Fibrosis is characterized by excessive deposition of connective tissue often in conjunction with a reparative or reactive process [1]. Fibroblast proliferation, emergence of myofibroblasts, ECM deposition and tissue remodeling are additional key features [1]. Chronic progressive fibrosis can occur in virtually all organs including the lung[2], kidney[3], liver[4], skin[5] and heart[6]. It is commonly a result of excessive, prolonged or repeated injury with associated chronic inflammation [1-6]. Extensive research have uncovered complex mechanisms underlying fibrosis, which involve multiple cell types, factors, signaling pathways and genes[1-6]. In particular and germane to this review is recent mounting evidence from both animal model and human studies implicating the Notch signaling pathway in the pathogenesis of fibrosis [7-19].

Notch signaling

The Notch signaling network is an evolutionarily conserved intercellular signaling pathway that regulates interactions between physically adjacent cells [20]. Five ligands, namely Delta-like 1, Delta-like 3, Delta-like 4, Jagged-1 and Jagged-2 [21], were identified for the four notch receptor members Notch 1, Notch2, Notch3 and Notch4 in mammals[20-23]. The Notch receptors are single transmembrane polypeptides synthesized in the endoplasmic reticulum and transported to the cell surface through the trans-Golgi network [23]. They share structural elements containing an extracellular domain with multiple epidermal growth factor-like (EGF) repeats, transmembrane domain, and an intracellular domain with multiple subdomains[20-23]. The Notch proteins are cleaved in the trans-Golgi network, and presented on the cell surface as a heterodimer[20-23].

(PROBLEM REQUIREMENTS)
Copy the fibrosis passage from "Fibrosis is characterized" to "of fibrosis [7-19].", replacing "connective tissue" with "fibrous tissue".

(DATA PROVIDED)
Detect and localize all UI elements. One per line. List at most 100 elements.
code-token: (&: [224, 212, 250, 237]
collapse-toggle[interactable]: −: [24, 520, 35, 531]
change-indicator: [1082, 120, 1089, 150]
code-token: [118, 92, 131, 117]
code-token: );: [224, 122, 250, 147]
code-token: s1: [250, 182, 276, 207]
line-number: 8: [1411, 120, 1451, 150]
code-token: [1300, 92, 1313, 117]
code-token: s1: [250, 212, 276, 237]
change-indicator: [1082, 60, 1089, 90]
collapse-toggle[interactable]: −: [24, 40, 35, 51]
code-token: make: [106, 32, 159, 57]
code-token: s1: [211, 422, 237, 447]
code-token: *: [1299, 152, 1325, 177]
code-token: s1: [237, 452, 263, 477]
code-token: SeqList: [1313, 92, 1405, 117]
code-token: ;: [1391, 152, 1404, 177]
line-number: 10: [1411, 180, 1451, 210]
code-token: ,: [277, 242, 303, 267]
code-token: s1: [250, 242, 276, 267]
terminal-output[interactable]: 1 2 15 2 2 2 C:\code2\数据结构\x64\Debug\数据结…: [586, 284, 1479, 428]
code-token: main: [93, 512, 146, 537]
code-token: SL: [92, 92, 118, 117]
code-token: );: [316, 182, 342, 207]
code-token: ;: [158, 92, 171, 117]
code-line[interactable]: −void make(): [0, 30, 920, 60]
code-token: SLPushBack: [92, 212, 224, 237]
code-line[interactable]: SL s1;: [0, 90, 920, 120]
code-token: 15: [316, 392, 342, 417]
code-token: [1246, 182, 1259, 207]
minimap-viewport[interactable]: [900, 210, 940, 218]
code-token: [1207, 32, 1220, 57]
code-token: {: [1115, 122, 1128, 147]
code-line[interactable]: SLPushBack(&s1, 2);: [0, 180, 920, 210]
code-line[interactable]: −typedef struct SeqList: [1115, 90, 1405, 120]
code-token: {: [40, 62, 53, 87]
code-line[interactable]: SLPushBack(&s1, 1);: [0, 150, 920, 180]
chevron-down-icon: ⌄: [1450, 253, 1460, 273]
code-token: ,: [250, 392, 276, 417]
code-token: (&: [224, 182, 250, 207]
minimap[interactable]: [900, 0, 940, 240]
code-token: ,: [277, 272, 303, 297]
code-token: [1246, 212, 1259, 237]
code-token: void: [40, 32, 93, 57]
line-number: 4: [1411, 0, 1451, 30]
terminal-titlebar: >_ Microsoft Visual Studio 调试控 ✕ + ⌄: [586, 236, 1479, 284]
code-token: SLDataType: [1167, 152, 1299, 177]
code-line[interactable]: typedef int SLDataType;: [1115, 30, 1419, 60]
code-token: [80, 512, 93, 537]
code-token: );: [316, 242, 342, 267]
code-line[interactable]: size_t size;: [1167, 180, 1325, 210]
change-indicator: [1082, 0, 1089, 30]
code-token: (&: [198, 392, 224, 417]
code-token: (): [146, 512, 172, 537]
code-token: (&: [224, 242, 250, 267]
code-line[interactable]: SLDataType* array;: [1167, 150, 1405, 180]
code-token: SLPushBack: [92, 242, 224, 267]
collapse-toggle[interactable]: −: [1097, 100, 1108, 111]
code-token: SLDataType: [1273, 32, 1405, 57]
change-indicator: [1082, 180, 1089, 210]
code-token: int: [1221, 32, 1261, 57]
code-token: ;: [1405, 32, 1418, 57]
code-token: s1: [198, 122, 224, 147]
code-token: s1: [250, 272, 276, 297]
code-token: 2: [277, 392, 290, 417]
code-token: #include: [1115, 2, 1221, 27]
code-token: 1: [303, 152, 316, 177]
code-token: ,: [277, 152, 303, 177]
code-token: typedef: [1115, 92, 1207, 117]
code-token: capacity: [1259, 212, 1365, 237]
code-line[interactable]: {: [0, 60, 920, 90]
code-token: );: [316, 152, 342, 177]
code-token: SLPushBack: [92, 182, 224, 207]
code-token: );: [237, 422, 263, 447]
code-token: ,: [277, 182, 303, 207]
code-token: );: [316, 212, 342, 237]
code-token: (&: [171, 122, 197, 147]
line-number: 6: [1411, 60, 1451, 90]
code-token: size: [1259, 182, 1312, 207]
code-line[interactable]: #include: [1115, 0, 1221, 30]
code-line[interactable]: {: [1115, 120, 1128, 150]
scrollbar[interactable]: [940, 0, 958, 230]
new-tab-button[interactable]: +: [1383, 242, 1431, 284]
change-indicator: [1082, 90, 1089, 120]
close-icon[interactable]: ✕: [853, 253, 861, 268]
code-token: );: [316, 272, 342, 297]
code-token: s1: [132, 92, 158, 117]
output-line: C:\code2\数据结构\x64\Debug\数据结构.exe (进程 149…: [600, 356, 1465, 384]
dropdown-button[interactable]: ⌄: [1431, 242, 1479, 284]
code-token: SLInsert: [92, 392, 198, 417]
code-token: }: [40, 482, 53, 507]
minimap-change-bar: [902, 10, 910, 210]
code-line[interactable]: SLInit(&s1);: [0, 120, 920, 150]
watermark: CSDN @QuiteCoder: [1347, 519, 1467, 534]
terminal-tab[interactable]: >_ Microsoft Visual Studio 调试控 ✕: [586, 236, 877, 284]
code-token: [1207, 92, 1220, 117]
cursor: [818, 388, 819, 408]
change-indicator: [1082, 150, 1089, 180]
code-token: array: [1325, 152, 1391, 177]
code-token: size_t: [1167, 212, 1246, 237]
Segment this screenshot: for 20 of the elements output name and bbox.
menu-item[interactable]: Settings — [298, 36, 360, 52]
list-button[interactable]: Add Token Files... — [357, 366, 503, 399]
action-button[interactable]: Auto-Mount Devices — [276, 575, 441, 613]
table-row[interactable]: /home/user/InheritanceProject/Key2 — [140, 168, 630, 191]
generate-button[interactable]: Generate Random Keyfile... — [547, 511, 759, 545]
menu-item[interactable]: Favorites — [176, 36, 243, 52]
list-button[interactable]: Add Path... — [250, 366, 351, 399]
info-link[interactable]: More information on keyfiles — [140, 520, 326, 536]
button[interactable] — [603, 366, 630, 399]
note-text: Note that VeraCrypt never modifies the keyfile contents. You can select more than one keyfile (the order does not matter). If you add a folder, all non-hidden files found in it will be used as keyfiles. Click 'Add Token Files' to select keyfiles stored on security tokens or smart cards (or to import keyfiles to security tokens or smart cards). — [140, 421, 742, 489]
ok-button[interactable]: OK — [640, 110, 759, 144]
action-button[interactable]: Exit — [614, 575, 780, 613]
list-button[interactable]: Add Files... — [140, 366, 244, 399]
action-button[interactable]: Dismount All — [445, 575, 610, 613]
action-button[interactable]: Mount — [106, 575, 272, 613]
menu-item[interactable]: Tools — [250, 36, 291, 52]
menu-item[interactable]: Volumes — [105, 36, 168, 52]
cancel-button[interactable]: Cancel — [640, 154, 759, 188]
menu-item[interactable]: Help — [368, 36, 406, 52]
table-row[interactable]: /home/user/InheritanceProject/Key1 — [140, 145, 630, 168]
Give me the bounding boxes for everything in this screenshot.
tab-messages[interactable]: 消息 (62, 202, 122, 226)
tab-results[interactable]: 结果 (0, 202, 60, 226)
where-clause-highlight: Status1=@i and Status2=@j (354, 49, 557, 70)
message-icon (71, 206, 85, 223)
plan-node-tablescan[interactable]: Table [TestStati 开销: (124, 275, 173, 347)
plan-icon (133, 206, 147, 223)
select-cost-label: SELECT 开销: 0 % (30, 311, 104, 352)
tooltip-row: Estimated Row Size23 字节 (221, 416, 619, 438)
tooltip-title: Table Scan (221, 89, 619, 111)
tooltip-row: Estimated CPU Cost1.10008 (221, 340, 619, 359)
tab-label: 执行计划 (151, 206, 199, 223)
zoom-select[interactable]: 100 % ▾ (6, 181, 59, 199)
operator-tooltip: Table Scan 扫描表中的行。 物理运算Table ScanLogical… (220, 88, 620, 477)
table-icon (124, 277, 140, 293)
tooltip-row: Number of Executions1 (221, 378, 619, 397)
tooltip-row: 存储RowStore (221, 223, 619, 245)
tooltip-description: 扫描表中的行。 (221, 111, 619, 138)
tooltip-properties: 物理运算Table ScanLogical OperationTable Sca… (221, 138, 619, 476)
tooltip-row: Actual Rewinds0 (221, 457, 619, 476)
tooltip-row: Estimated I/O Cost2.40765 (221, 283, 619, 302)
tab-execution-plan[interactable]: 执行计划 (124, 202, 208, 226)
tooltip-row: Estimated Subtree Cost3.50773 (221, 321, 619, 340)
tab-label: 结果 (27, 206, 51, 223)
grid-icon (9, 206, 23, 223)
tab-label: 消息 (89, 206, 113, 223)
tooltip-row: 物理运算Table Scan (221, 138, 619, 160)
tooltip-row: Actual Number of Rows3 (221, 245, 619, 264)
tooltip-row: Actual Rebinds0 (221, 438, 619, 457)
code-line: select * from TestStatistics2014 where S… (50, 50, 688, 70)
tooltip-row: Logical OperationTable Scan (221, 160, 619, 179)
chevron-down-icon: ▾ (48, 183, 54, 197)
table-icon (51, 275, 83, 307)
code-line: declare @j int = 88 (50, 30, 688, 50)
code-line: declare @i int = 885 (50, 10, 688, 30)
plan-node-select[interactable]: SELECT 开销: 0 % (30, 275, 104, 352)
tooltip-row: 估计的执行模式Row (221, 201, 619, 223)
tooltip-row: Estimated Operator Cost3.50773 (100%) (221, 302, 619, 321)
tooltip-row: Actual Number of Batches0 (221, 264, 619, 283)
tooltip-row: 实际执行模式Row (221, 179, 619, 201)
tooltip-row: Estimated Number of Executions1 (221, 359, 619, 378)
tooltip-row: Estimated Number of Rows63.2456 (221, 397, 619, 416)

(TASK RESULT)
Fibrosis is characterized by excessive deposition of fibrous tissue often in conjunction with a reparative or reactive process [1]. Fibroblast proliferation, emergence of myofibroblasts, ECM deposition and tissue remodeling are additional key features [1]. Chronic progressive fibrosis can occur in virtually all organs including the lung[2], kidney[3], liver[4], skin[5] and heart[6]. It is commonly a result of excessive, prolonged or repeated injury with associated chronic inflammation [1-6]. Extensive research have uncovered complex mechanisms underlying fibrosis, which involve multiple cell types, factors, signaling pathways and genes[1-6]. In particular and germane to this review is recent mounting evidence from both animal model and human studies implicating the Notch signaling pathway in the pathogenesis of fibrosis [7-19].